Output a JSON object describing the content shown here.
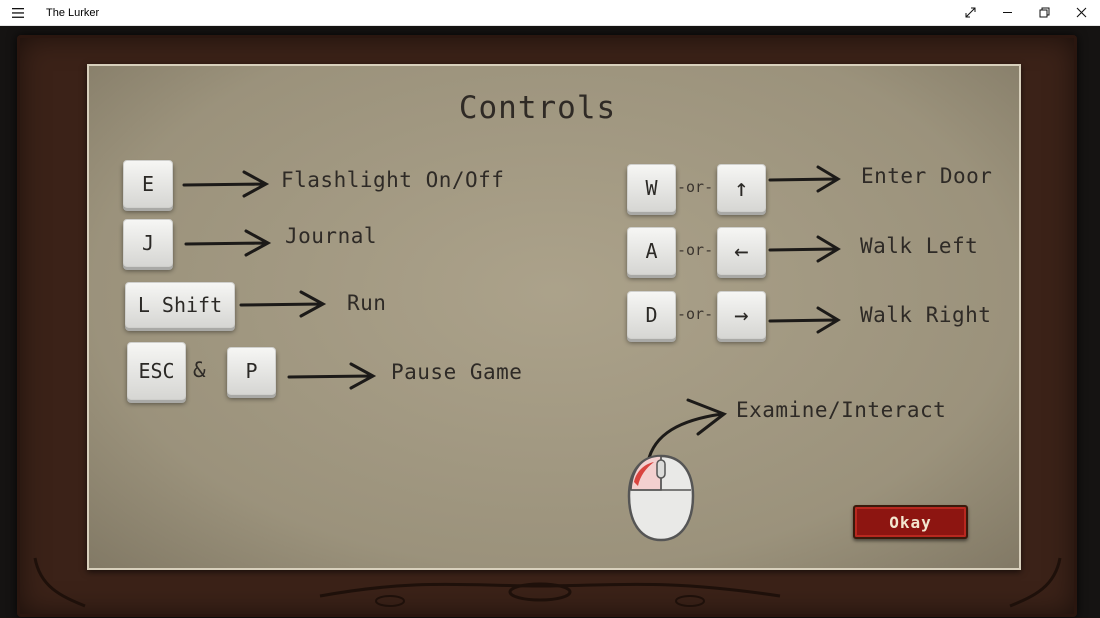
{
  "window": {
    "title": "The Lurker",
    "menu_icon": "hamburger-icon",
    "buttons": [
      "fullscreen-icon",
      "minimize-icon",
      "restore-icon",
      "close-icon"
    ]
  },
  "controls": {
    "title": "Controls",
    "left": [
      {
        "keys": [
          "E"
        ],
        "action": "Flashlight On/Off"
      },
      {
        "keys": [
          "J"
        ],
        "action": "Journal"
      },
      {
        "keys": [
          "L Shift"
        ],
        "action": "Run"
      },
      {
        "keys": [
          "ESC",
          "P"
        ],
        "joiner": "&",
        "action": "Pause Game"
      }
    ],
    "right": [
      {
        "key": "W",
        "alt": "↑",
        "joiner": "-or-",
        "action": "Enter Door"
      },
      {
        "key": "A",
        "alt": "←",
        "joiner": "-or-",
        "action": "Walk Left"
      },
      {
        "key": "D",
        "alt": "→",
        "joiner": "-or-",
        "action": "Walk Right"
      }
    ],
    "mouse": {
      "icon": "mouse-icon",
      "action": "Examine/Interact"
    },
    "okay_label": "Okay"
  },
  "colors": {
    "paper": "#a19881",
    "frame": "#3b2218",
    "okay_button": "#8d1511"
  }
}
- - - - -
## WHAT TO PRODUCE
Pick out the lines containing the string "icon".

## WRITTEN ANSWER
    "menu_icon": "hamburger-icon",
      "fullscreen-icon",
      "minimize-icon",
      "restore-icon",
      "close-icon"
      "icon": "mouse-icon",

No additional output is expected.